### WHAT THIS TASK INVOLVES
Write out every entry word for word.

### EXTRACTED DATA
>> start

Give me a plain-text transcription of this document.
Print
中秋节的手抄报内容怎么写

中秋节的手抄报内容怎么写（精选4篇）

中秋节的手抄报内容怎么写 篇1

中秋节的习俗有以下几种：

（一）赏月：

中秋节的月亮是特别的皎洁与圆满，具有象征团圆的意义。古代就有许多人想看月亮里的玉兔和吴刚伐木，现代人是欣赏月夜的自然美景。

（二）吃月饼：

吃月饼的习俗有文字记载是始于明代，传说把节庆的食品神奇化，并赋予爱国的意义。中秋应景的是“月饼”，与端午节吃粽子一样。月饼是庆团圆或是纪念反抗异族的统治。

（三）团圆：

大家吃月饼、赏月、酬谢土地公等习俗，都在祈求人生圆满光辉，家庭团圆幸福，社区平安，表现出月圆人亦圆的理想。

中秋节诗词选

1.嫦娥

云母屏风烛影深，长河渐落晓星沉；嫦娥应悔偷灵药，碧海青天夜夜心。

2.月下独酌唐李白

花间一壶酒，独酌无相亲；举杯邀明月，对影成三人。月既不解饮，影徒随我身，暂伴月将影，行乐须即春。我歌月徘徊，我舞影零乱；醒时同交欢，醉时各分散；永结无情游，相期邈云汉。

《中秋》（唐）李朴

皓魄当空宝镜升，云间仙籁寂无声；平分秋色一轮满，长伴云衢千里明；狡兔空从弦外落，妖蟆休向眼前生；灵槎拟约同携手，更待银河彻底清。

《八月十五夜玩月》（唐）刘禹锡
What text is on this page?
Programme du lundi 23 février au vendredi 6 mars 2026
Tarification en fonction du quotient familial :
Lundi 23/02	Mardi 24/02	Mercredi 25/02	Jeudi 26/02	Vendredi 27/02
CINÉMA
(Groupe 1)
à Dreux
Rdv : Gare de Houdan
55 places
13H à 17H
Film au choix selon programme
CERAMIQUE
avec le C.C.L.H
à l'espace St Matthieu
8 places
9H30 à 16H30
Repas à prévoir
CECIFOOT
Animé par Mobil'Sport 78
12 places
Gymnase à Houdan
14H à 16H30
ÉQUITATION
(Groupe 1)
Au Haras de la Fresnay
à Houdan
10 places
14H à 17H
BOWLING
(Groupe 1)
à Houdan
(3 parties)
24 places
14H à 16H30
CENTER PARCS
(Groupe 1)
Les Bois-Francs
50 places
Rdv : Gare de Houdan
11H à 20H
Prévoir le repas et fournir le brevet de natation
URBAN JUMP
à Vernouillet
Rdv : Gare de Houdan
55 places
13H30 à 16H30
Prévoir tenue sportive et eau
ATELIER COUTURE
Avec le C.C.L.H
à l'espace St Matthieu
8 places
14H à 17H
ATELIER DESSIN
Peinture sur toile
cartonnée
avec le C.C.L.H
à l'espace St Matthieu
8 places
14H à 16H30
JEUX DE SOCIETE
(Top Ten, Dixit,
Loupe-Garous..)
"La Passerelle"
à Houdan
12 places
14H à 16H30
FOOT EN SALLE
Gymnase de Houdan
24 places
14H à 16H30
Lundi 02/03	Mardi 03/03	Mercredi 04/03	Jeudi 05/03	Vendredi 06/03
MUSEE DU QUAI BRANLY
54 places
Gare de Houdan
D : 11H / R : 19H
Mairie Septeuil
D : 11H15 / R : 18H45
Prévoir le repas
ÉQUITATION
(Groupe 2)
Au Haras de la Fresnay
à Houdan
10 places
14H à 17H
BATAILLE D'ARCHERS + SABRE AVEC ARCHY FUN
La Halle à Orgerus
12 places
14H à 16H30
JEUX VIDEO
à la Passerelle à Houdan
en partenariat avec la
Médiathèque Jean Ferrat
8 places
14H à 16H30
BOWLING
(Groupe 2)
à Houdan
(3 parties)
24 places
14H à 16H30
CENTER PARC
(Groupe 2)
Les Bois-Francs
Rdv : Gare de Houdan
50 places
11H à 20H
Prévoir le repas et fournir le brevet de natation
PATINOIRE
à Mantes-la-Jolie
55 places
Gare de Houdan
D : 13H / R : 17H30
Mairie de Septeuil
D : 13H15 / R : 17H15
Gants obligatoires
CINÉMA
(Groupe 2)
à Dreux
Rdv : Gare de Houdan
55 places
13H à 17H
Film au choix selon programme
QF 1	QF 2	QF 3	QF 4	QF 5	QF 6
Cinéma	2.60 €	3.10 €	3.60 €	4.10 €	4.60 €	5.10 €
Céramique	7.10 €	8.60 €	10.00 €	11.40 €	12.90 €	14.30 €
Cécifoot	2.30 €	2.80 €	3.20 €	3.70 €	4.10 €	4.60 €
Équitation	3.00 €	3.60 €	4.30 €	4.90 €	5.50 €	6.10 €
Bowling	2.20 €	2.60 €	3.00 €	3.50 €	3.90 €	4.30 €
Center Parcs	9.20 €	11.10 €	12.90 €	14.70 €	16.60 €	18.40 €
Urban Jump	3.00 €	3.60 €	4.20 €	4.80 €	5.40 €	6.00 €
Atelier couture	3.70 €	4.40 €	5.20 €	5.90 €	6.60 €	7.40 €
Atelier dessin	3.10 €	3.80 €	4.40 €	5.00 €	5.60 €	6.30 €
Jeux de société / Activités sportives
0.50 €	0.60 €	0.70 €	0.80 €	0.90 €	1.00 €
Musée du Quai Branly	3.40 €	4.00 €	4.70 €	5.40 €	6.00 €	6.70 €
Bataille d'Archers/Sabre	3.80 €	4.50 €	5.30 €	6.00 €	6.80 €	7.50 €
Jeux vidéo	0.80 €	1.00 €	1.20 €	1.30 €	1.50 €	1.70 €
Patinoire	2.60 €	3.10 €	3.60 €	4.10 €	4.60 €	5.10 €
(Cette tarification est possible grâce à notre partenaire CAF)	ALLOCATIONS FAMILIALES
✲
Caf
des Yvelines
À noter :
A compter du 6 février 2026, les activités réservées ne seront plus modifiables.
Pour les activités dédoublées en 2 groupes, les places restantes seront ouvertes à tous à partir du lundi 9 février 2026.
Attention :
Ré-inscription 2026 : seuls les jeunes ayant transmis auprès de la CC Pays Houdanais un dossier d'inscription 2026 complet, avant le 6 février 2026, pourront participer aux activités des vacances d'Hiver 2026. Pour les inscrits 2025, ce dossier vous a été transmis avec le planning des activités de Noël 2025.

>> end

### EXERCISE SOLUTION
Give me a plain-text transcription of this document.
Print
中秋节的手抄报内容怎么写

中秋节的手抄报内容怎么写（精选4篇）

中秋节的手抄报内容怎么写 篇1

中秋节的习俗有以下几种：

（一）赏月：

中秋节的月亮是特别的皎洁与圆满，具有象征团圆的意义。古代就有许多人想看月亮里的玉兔和吴刚伐木，现代人是欣赏月夜的自然美景。

（二）吃月饼：

吃月饼的习俗有文字记载是始于明代，传说把节庆的食品神奇化，并赋予爱国的意义。中秋应景的是“月饼”，与端午节吃粽子一样。月饼是庆团圆或是纪念反抗异族的统治。

（三）团圆：

大家吃月饼、赏月、酬谢土地公等习俗，都在祈求人生圆满光辉，家庭团圆幸福，社区平安，表现出月圆人亦圆的理想。

中秋节诗词选

1.嫦娥

云母屏风烛影深，长河渐落晓星沉；嫦娥应悔偷灵药，碧海青天夜夜心。

2.月下独酌唐李白

花间一壶酒，独酌无相亲；举杯邀明月，对影成三人。月既不解饮，影徒随我身，暂伴月将影，行乐须即春。我歌月徘徊，我舞影零乱；醒时同交欢，醉时各分散；永结无情游，相期邈云汉。

《中秋》（唐）李朴

皓魄当空宝镜升，云间仙籁寂无声；平分秋色一轮满，长伴云衢千里明；狡兔空从弦外落，妖蟆休向眼前生；灵槎拟约同携手，更待银河彻底清。

《八月十五夜玩月》（唐）刘禹锡
What text is on this page?
Programme du lundi 23 février au vendredi 6 mars 2026
Tarification en fonction du quotient familial :
Lundi 23/02	Mardi 24/02	Mercredi 25/02	Jeudi 26/02	Vendredi 27/02
CINÉMA
(Groupe 1)
à Dreux
Rdv : Gare de Houdan
55 places
13H à 17H
Film au choix selon programme
CERAMIQUE
avec le C.C.L.H
à l'espace St Matthieu
8 places
9H30 à 16H30
Repas à prévoir
CECIFOOT
Animé par Mobil'Sport 78
12 places
Gymnase à Houdan
14H à 16H30
ÉQUITATION
(Groupe 1)
Au Haras de la Fresnay
à Houdan
10 places
14H à 17H
BOWLING
(Groupe 1)
à Houdan
(3 parties)
24 places
14H à 16H30
CENTER PARCS
(Groupe 1)
Les Bois-Francs
50 places
Rdv : Gare de Houdan
11H à 20H
Prévoir le repas et fournir le brevet de natation
URBAN JUMP
à Vernouillet
Rdv : Gare de Houdan
55 places
13H30 à 16H30
Prévoir tenue sportive et eau
ATELIER COUTURE
Avec le C.C.L.H
à l'espace St Matthieu
8 places
14H à 17H
ATELIER DESSIN
Peinture sur toile
cartonnée
avec le C.C.L.H
à l'espace St Matthieu
8 places
14H à 16H30
JEUX DE SOCIETE
(Top Ten, Dixit,
Loupe-Garous..)
"La Passerelle"
à Houdan
12 places
14H à 16H30
FOOT EN SALLE
Gymnase de Houdan
24 places
14H à 16H30
Lundi 02/03	Mardi 03/03	Mercredi 04/03	Jeudi 05/03	Vendredi 06/03
MUSEE DU QUAI BRANLY
54 places
Gare de Houdan
D : 11H / R : 19H
Mairie Septeuil
D : 11H15 / R : 18H45
Prévoir le repas
ÉQUITATION
(Groupe 2)
Au Haras de la Fresnay
à Houdan
10 places
14H à 17H
BATAILLE D'ARCHERS + SABRE AVEC ARCHY FUN
La Halle à Orgerus
12 places
14H à 16H30
JEUX VIDEO
à la Passerelle à Houdan
en partenariat avec la
Médiathèque Jean Ferrat
8 places
14H à 16H30
BOWLING
(Groupe 2)
à Houdan
(3 parties)
24 places
14H à 16H30
CENTER PARC
(Groupe 2)
Les Bois-Francs
Rdv : Gare de Houdan
50 places
11H à 20H
Prévoir le repas et fournir le brevet de natation
PATINOIRE
à Mantes-la-Jolie
55 places
Gare de Houdan
D : 13H / R : 17H30
Mairie de Septeuil
D : 13H15 / R : 17H15
Gants obligatoires
CINÉMA
(Groupe 2)
à Dreux
Rdv : Gare de Houdan
55 places
13H à 17H
Film au choix selon programme
QF 1	QF 2	QF 3	QF 4	QF 5	QF 6
Cinéma	2.60 €	3.10 €	3.60 €	4.10 €	4.60 €	5.10 €
Céramique	7.10 €	8.60 €	10.00 €	11.40 €	12.90 €	14.30 €
Cécifoot	2.30 €	2.80 €	3.20 €	3.70 €	4.10 €	4.60 €
Équitation	3.00 €	3.60 €	4.30 €	4.90 €	5.50 €	6.10 €
Bowling	2.20 €	2.60 €	3.00 €	3.50 €	3.90 €	4.30 €
Center Parcs	9.20 €	11.10 €	12.90 €	14.70 €	16.60 €	18.40 €
Urban Jump	3.00 €	3.60 €	4.20 €	4.80 €	5.40 €	6.00 €
Atelier couture	3.70 €	4.40 €	5.20 €	5.90 €	6.60 €	7.40 €
Atelier dessin	3.10 €	3.80 €	4.40 €	5.00 €	5.60 €	6.30 €
Jeux de société / Activités sportives
0.50 €	0.60 €	0.70 €	0.80 €	0.90 €	1.00 €
Musée du Quai Branly	3.40 €	4.00 €	4.70 €	5.40 €	6.00 €	6.70 €
Bataille d'Archers/Sabre	3.80 €	4.50 €	5.30 €	6.00 €	6.80 €	7.50 €
Jeux vidéo	0.80 €	1.00 €	1.20 €	1.30 €	1.50 €	1.70 €
Patinoire	2.60 €	3.10 €	3.60 €	4.10 €	4.60 €	5.10 €
(Cette tarification est possible grâce à notre partenaire CAF)	ALLOCATIONS FAMILIALES
✲
Caf
des Yvelines
À noter :
A compter du 6 février 2026, les activités réservées ne seront plus modifiables.
Pour les activités dédoublées en 2 groupes, les places restantes seront ouvertes à tous à partir du lundi 9 février 2026.
Attention :
Ré-inscription 2026 : seuls les jeunes ayant transmis auprès de la CC Pays Houdanais un dossier d'inscription 2026 complet, avant le 6 février 2026, pourront participer aux activités des vacances d'Hiver 2026. Pour les inscrits 2025, ce dossier vous a été transmis avec le planning des activités de Noël 2025.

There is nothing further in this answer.